═══ MATERIAL SUPPLIED

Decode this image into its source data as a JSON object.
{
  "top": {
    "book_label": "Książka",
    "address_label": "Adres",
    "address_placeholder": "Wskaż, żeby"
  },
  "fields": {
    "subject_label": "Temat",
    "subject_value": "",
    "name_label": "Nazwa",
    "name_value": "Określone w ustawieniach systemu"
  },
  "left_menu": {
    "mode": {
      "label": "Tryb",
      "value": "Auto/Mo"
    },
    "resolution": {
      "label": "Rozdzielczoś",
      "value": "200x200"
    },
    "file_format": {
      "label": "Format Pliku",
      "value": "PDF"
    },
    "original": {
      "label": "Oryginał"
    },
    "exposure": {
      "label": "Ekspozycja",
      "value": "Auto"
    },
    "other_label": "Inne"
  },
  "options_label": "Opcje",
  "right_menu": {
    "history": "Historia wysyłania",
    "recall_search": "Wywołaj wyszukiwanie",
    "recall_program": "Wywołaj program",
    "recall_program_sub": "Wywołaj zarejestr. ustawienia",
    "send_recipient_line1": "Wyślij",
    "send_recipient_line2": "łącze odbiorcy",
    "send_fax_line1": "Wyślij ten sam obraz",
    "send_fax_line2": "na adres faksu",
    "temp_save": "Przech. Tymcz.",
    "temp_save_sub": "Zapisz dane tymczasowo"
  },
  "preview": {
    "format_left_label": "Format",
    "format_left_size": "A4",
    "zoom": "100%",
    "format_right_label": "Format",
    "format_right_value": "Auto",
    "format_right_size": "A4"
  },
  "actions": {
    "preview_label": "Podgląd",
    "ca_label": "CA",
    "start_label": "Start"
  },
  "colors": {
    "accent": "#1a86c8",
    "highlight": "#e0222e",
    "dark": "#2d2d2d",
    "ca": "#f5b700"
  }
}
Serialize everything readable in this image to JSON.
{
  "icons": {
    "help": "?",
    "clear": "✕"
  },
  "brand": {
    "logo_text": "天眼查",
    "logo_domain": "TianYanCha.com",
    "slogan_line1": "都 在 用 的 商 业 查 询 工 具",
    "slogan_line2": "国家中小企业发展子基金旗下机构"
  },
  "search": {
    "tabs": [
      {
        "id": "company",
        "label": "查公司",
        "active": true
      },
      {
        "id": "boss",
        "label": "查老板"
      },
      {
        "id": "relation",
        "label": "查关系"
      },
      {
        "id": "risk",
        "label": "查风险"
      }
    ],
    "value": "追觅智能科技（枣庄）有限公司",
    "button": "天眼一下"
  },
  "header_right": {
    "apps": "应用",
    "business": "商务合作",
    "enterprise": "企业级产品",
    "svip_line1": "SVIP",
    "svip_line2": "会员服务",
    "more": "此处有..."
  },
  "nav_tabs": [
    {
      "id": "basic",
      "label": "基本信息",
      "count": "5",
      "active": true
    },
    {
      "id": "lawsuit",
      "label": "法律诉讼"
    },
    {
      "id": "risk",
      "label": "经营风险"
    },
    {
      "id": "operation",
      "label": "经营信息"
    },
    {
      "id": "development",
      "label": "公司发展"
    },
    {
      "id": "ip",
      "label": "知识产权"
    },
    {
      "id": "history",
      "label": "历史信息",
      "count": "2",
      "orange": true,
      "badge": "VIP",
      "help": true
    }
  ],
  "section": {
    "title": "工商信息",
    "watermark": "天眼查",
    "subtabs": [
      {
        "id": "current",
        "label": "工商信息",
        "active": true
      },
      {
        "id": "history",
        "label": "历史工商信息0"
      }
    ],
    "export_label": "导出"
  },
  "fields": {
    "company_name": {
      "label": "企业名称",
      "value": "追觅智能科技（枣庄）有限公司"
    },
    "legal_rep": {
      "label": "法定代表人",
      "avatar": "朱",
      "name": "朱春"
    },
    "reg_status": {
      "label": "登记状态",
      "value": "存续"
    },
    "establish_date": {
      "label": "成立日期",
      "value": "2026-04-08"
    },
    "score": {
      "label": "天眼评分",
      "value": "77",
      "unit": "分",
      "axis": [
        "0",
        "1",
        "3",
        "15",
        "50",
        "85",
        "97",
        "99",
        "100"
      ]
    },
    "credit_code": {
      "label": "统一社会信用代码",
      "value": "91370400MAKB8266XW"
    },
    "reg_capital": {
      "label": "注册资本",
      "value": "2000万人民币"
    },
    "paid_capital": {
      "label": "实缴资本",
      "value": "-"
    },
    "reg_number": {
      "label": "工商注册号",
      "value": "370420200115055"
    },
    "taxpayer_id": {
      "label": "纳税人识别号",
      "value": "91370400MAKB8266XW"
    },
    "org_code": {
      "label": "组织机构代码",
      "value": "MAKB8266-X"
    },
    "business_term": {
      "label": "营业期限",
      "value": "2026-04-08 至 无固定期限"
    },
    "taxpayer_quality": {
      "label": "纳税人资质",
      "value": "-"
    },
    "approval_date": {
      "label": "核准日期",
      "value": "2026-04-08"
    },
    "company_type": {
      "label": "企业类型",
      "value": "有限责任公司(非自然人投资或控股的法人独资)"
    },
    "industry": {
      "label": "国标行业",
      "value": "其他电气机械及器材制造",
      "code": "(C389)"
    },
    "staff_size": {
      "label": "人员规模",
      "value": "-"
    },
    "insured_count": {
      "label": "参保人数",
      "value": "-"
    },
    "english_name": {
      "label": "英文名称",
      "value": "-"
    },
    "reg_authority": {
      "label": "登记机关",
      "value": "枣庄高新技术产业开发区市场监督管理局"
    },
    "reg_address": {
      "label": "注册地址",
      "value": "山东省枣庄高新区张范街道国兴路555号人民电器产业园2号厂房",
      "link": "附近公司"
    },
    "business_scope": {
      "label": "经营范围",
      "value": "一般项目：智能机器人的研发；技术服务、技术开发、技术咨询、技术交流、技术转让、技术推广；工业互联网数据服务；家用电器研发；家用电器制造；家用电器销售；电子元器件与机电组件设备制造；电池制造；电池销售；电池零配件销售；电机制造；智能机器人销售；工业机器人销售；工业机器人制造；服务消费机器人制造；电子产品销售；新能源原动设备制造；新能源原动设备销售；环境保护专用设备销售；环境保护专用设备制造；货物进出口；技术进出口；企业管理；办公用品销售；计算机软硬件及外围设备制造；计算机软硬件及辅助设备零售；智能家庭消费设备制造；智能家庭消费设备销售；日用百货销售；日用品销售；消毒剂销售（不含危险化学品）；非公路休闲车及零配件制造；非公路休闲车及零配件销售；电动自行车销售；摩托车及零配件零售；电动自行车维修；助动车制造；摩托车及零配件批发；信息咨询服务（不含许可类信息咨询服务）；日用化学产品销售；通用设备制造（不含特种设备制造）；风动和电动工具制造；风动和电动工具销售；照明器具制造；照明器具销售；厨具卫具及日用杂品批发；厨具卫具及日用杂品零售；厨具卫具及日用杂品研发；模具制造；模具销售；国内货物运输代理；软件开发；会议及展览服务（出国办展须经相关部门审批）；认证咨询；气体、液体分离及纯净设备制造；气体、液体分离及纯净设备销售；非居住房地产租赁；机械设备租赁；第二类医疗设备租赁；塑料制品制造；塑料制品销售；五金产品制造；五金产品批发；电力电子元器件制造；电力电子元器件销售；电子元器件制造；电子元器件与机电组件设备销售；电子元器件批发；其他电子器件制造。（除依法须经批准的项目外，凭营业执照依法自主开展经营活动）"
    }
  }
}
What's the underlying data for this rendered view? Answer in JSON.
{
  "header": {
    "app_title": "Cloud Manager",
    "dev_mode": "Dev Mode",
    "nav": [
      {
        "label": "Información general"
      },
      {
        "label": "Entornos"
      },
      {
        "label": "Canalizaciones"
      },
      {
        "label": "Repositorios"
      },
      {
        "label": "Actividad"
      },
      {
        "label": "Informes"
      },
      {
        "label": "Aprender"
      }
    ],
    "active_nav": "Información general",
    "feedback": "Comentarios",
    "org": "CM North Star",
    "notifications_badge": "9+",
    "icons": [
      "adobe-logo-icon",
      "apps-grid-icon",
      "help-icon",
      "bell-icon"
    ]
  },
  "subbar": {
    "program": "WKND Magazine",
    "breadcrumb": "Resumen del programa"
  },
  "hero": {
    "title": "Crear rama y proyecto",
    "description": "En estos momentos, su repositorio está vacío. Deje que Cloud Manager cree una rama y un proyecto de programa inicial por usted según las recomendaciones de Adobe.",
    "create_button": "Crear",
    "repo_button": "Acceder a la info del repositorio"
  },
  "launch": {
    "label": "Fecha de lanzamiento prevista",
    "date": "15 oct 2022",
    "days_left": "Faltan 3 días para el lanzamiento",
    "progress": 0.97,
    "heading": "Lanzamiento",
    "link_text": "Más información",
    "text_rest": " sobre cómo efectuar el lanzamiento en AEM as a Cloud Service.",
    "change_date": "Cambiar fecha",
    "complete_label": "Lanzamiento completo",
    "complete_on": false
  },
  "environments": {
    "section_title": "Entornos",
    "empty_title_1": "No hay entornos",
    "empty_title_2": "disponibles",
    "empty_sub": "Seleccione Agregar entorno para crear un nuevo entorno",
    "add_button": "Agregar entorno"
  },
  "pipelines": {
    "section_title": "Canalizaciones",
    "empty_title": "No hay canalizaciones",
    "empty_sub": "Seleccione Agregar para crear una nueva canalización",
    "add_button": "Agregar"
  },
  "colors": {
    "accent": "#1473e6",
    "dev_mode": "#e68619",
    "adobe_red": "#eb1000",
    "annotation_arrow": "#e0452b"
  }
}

══════

_AIM OF THE TASK_
Lines that hold "this" are the ones to copy; find all of them.

_FULL SOLUTION_
Decode this image into its source data as a JSON object.
Serialize everything readable in this image to JSON.
What's the underlying data for this rendered view? Answer in JSON.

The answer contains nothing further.